_Written instruction_
Copy every line of the records below where the word "name" occurs.

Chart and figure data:
BEGIN
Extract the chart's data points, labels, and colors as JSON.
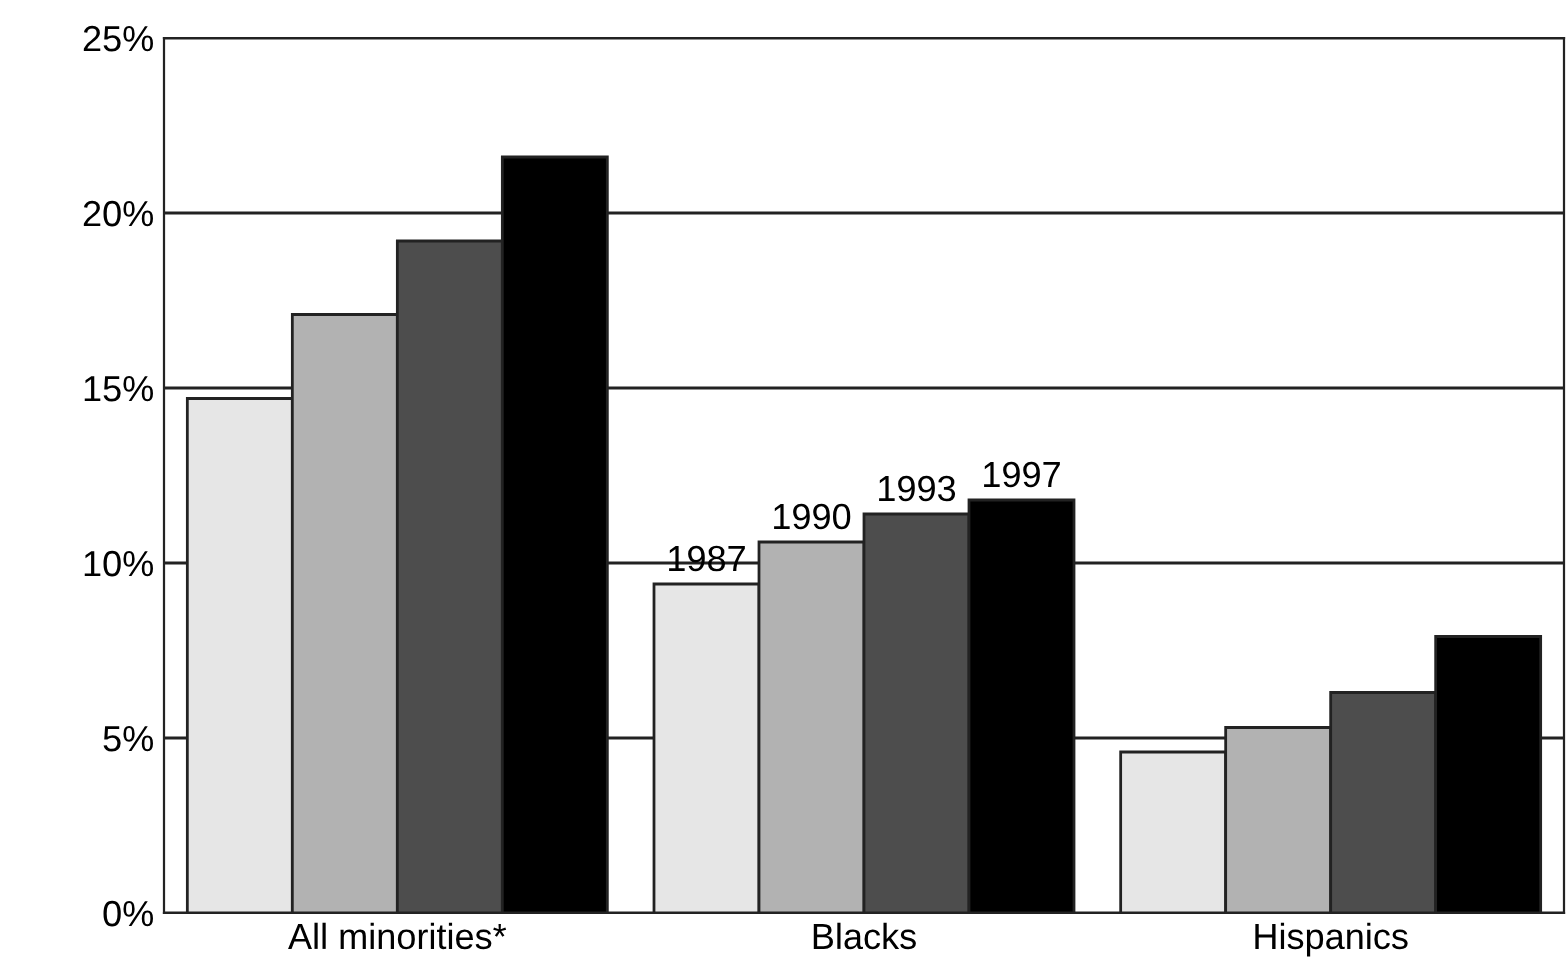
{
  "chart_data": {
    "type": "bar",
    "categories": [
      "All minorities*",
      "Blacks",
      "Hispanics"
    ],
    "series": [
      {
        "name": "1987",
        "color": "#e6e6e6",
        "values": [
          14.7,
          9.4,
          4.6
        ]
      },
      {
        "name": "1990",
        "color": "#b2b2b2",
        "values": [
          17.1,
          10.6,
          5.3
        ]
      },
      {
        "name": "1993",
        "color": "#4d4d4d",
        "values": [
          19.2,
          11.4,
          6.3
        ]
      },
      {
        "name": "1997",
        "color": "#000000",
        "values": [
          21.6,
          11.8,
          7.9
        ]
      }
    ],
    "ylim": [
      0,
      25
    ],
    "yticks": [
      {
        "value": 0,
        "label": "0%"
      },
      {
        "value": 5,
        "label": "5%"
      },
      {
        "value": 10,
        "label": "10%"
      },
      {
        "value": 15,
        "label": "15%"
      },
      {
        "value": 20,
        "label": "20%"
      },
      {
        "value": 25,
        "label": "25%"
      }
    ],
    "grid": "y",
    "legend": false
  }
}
END
_Response to the task_
        "name": "1987",
        "name": "1990",
        "name": "1993",
        "name": "1997",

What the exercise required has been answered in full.